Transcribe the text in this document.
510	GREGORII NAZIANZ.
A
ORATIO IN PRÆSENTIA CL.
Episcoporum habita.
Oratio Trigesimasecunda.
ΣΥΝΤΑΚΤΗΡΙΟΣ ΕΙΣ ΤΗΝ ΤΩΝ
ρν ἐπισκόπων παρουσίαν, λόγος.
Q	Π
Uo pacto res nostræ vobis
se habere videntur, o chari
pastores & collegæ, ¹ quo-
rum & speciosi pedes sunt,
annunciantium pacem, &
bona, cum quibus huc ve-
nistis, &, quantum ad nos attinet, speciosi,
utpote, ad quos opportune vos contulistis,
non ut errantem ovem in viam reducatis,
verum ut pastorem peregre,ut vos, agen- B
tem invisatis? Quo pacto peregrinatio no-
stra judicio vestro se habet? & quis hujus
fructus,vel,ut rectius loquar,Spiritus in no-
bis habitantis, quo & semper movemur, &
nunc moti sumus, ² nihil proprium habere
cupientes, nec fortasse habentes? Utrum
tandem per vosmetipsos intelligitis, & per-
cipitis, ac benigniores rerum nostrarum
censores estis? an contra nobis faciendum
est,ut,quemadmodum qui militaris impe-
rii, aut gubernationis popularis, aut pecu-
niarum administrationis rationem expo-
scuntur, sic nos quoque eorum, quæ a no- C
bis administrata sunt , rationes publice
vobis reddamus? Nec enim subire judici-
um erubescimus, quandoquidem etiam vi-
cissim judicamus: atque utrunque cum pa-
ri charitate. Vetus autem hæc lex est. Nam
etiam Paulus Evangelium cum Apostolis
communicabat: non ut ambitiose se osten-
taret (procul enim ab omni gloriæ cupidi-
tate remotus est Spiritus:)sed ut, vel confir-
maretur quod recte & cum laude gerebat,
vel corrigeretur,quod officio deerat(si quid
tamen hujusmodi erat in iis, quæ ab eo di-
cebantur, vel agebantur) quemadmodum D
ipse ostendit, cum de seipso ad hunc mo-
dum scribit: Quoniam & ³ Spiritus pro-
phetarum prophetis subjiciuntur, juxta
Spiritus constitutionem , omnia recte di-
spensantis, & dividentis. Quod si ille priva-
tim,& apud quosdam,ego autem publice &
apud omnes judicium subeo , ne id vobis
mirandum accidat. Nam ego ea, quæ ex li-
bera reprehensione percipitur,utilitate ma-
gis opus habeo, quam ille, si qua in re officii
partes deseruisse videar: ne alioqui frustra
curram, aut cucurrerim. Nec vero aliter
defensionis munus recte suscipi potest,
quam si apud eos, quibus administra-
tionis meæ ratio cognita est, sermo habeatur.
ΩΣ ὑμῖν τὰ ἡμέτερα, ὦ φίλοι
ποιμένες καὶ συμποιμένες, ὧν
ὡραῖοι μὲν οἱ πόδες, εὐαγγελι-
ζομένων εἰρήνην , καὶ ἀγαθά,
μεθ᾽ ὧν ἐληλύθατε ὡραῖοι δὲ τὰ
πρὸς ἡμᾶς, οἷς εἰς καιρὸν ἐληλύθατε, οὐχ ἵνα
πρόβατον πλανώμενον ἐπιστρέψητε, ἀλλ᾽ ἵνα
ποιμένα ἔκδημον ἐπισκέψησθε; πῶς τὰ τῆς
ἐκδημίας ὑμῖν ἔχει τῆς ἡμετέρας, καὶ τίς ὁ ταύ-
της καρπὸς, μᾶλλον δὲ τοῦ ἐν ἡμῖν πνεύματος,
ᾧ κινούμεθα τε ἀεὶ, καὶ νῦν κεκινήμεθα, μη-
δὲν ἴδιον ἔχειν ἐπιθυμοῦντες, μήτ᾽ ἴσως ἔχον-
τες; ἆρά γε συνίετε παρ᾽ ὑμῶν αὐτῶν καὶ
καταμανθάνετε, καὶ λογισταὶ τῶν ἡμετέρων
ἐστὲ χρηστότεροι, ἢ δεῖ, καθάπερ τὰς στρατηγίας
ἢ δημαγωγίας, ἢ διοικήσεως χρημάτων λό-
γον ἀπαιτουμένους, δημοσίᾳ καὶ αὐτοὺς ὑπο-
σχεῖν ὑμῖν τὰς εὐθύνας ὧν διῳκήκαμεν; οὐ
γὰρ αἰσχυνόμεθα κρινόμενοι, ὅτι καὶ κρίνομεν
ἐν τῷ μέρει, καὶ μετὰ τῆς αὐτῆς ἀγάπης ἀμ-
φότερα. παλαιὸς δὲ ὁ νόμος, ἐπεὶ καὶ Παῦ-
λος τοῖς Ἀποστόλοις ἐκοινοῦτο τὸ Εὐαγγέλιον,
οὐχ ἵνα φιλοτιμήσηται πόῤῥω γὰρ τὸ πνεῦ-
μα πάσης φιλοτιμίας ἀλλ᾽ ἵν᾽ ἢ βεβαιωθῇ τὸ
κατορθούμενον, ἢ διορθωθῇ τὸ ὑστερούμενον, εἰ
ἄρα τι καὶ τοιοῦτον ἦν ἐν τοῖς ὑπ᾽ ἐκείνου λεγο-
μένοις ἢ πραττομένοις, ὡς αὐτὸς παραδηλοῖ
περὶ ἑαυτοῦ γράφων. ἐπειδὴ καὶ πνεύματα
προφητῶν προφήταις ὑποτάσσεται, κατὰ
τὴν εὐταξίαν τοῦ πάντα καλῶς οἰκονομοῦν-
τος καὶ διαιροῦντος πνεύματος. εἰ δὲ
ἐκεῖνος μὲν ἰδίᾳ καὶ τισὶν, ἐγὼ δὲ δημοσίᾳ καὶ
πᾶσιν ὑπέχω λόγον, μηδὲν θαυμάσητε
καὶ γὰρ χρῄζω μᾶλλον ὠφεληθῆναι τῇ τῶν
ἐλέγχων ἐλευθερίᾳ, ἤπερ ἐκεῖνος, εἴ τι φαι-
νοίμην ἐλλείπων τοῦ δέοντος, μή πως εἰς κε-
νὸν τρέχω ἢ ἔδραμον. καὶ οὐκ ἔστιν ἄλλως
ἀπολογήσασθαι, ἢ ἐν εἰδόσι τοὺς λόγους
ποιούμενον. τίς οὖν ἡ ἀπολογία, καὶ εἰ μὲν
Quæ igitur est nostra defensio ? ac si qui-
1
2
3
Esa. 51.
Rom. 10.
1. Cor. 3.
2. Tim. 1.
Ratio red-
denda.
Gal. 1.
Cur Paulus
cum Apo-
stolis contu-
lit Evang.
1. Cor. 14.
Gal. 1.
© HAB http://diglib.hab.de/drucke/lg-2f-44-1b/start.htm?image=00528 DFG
◇ ◇ ◇ ◇ ◇
▶ Brief
Pull out the lines above in which the word "publice" appears.

▶ Solution to this exercise
bis administrata sunt , rationes publice
tim,& apud quosdam,ego autem publice &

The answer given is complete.